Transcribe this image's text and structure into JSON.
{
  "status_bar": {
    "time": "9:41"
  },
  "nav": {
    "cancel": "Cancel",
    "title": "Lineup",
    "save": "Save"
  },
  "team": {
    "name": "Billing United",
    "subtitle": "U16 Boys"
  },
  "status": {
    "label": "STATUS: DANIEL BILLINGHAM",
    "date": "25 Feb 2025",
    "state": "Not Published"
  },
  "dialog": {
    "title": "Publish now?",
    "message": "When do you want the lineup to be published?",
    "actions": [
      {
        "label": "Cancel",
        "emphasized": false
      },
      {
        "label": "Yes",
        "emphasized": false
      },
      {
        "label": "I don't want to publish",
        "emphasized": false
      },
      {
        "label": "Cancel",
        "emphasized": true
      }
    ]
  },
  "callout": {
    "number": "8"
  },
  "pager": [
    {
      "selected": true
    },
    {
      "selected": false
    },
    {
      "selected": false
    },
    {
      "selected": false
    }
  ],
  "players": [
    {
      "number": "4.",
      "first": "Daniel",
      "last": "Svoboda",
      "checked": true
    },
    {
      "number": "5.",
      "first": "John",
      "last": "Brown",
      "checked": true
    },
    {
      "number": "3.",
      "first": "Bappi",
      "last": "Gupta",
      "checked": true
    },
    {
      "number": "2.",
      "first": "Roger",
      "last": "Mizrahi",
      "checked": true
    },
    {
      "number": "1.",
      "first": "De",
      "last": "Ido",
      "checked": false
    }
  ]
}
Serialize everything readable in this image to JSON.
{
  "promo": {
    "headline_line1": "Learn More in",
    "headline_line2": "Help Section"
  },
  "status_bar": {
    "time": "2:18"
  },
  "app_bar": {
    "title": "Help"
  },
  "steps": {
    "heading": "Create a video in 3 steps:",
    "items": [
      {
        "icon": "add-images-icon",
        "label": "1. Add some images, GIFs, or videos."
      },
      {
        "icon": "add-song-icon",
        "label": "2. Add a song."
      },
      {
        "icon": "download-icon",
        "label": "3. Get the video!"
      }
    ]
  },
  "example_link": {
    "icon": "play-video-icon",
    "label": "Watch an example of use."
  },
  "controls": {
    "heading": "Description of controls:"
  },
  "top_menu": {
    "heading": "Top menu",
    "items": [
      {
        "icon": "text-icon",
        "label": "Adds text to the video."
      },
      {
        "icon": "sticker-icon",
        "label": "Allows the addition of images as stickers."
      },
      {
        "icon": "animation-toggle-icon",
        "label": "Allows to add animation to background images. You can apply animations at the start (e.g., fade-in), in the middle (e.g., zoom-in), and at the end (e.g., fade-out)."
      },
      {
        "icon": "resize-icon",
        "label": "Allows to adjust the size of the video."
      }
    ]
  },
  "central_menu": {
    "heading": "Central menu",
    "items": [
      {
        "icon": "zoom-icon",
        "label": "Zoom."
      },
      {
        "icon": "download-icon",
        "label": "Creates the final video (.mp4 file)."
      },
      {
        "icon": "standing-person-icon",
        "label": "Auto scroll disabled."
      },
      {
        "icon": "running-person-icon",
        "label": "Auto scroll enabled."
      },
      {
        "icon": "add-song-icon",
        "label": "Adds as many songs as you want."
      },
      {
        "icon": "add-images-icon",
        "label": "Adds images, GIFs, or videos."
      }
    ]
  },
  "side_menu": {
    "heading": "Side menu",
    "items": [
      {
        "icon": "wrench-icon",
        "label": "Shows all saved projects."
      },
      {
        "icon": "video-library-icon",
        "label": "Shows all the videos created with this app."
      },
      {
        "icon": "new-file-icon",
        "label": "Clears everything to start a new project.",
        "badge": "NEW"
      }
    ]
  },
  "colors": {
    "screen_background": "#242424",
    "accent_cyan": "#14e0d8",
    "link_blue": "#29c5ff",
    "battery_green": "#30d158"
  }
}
__________
# [WHAT THE TASK REQUIRES]
Write out every line of the data that holds the word "start".

# [TASK OUTPUT]
        "label": "Allows to add animation to background images. You can apply animations at the start (e.g., fade-in), in the middle (e.g., zoom-in), and at the end (e.g., fade-out)."
        "label": "Clears everything to start a new project.",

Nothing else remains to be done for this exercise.